Exercise details
Recast every line of the entries below as a Markdown table with two columns, "Row" for the sequential row number and "Line" for the line itself. Omit blank lines.

Provided entries
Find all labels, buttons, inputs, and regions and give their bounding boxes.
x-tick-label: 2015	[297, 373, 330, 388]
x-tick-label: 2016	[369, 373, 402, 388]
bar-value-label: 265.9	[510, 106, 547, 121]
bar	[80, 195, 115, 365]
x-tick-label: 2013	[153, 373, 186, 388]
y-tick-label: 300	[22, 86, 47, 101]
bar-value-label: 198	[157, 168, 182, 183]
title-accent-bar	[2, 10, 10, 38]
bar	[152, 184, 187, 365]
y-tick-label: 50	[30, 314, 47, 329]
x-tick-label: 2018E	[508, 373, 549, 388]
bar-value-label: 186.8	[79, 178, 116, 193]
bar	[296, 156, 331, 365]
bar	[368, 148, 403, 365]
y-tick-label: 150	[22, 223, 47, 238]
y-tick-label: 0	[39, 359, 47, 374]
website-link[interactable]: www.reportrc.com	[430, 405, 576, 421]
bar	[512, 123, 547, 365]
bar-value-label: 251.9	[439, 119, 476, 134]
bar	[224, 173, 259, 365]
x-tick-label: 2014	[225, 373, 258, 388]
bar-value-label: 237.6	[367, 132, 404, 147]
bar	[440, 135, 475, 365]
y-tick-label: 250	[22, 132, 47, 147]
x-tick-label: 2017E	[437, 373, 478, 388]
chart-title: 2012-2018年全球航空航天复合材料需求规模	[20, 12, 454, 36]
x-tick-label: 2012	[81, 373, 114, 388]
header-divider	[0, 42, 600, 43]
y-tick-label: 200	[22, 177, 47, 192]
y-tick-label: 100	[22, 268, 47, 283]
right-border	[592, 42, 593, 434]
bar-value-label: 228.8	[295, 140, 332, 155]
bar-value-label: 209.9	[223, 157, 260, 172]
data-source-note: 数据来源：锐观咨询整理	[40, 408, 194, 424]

Response
| Row | Line |
|---|---|
| 1 | Find all labels, buttons, inputs, and regions and give their bounding boxes. |
| 2 | x-tick-label: 2015	[297, 373, 330, 388] |
| 3 | x-tick-label: 2016	[369, 373, 402, 388] |
| 4 | bar-value-label: 265.9	[510, 106, 547, 121] |
| 5 | bar	[80, 195, 115, 365] |
| 6 | x-tick-label: 2013	[153, 373, 186, 388] |
| 7 | y-tick-label: 300	[22, 86, 47, 101] |
| 8 | bar-value-label: 198	[157, 168, 182, 183] |
| 9 | title-accent-bar	[2, 10, 10, 38] |
| 10 | bar	[152, 184, 187, 365] |
| 11 | y-tick-label: 50	[30, 314, 47, 329] |
| 12 | x-tick-label: 2018E	[508, 373, 549, 388] |
| 13 | bar-value-label: 186.8	[79, 178, 116, 193] |
| 14 | bar	[296, 156, 331, 365] |
| 15 | bar	[368, 148, 403, 365] |
| 16 | y-tick-label: 150	[22, 223, 47, 238] |
| 17 | y-tick-label: 0	[39, 359, 47, 374] |
| 18 | website-link[interactable]: www.reportrc.com	[430, 405, 576, 421] |
| 19 | bar	[512, 123, 547, 365] |
| 20 | bar-value-label: 251.9	[439, 119, 476, 134] |
| 21 | bar	[224, 173, 259, 365] |
| 22 | x-tick-label: 2014	[225, 373, 258, 388] |
| 23 | bar-value-label: 237.6	[367, 132, 404, 147] |
| 24 | bar	[440, 135, 475, 365] |
| 25 | y-tick-label: 250	[22, 132, 47, 147] |
| 26 | x-tick-label: 2017E	[437, 373, 478, 388] |
| 27 | chart-title: 2012-2018年全球航空航天复合材料需求规模	[20, 12, 454, 36] |
| 28 | x-tick-label: 2012	[81, 373, 114, 388] |
| 29 | header-divider	[0, 42, 600, 43] |
| 30 | y-tick-label: 200	[22, 177, 47, 192] |
| 31 | y-tick-label: 100	[22, 268, 47, 283] |
| 32 | right-border	[592, 42, 593, 434] |
| 33 | bar-value-label: 228.8	[295, 140, 332, 155] |
| 34 | bar-value-label: 209.9	[223, 157, 260, 172] |
| 35 | data-source-note: 数据来源：锐观咨询整理	[40, 408, 194, 424] |